YOUR TASK: Keep only the lines where "text" appears.

MATERIAL PROVIDED:
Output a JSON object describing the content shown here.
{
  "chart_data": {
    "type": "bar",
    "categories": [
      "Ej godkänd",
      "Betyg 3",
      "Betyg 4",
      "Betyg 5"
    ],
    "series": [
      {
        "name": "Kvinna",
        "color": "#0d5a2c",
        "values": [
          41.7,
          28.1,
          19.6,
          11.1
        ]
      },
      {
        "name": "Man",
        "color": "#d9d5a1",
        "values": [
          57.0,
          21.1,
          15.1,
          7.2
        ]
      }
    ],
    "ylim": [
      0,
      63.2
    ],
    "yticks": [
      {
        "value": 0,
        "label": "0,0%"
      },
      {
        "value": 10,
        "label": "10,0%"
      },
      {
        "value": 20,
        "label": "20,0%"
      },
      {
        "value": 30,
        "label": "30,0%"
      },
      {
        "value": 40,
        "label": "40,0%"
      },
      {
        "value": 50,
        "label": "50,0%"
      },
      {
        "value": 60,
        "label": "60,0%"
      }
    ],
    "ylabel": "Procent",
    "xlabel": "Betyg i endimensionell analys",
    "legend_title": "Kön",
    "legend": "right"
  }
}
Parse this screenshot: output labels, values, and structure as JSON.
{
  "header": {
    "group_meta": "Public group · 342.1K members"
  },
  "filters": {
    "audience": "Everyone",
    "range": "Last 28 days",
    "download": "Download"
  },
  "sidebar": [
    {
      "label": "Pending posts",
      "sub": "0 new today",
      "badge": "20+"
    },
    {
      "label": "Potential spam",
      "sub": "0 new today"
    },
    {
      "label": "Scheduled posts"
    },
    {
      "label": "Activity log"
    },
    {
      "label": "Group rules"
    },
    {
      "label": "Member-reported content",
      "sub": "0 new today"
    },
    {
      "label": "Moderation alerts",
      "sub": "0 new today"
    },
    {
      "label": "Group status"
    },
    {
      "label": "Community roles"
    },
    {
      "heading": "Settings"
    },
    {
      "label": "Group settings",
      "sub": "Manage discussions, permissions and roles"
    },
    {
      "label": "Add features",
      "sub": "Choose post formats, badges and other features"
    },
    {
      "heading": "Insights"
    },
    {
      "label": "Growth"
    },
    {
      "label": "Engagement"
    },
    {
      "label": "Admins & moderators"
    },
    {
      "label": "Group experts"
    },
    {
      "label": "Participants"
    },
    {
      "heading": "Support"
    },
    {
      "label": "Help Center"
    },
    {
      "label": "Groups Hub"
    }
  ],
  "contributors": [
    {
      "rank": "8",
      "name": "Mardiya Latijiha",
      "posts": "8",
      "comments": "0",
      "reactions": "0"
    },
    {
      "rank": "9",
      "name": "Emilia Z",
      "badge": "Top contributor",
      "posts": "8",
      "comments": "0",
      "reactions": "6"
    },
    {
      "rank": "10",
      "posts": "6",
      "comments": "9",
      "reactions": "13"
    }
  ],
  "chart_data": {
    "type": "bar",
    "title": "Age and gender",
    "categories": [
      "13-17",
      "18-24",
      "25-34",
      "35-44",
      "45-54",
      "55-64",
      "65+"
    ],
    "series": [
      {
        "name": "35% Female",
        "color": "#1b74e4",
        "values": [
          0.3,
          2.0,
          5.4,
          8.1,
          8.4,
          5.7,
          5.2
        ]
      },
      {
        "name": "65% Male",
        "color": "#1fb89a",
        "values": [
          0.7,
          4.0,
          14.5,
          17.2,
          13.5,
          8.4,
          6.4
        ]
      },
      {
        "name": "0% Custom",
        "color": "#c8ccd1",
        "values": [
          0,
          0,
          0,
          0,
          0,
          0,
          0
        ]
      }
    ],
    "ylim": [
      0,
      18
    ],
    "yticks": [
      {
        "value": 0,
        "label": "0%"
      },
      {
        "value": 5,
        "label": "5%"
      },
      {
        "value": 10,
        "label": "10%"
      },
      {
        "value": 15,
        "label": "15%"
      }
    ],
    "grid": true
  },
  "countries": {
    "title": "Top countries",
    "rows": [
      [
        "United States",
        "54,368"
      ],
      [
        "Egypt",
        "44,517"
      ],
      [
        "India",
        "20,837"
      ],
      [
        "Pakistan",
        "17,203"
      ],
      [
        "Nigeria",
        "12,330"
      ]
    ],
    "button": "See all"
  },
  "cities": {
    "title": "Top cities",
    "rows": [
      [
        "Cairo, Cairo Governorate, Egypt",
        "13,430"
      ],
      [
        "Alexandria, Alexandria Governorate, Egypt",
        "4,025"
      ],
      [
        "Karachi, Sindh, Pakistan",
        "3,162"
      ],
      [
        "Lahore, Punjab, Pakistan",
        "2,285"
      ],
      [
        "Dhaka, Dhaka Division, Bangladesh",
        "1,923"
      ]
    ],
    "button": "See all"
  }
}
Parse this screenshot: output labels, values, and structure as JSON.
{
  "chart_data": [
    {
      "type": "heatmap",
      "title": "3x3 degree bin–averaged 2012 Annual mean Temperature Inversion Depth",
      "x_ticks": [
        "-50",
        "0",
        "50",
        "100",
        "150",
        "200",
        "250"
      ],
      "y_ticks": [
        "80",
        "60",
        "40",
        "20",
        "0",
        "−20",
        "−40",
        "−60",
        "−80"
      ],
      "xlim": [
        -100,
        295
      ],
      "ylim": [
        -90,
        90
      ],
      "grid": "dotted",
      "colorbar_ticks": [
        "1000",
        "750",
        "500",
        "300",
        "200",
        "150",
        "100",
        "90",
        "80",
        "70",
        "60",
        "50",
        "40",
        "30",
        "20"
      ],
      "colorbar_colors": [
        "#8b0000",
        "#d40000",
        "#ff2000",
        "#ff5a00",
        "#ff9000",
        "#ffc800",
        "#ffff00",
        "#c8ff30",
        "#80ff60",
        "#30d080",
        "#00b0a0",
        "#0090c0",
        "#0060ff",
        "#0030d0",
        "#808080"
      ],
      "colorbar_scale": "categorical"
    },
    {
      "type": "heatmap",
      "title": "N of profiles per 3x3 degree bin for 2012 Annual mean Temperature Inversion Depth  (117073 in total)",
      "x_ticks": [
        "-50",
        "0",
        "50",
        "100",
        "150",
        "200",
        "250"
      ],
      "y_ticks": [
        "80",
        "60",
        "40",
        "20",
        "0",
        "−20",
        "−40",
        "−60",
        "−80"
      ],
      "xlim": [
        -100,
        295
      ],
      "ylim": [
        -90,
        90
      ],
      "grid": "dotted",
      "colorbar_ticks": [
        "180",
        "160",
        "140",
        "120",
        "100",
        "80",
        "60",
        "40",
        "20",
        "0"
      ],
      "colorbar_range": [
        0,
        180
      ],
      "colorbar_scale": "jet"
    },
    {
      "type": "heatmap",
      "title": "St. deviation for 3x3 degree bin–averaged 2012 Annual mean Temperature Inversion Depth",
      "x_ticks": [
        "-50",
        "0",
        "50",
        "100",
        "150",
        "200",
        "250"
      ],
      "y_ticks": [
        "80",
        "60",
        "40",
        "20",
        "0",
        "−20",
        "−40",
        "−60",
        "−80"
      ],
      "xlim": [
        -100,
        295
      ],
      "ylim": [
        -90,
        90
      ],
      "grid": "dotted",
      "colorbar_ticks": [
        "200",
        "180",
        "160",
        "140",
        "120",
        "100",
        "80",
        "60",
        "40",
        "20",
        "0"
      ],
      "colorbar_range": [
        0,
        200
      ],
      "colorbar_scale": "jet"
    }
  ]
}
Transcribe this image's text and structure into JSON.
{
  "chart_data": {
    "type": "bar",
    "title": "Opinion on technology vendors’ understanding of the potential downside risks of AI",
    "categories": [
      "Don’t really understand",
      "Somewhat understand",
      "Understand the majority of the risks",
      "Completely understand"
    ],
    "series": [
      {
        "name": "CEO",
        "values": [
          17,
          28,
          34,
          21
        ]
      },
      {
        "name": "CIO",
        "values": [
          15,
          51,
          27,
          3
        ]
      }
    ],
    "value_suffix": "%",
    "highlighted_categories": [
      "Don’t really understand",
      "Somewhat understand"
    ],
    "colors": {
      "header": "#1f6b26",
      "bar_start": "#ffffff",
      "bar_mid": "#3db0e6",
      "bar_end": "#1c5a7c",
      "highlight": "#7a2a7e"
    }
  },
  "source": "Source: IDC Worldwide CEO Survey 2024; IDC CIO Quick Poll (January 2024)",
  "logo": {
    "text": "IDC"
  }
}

RESULT FOR THIS TASK:
Transcribe this image's text and structure into JSON.
    "text": "IDC"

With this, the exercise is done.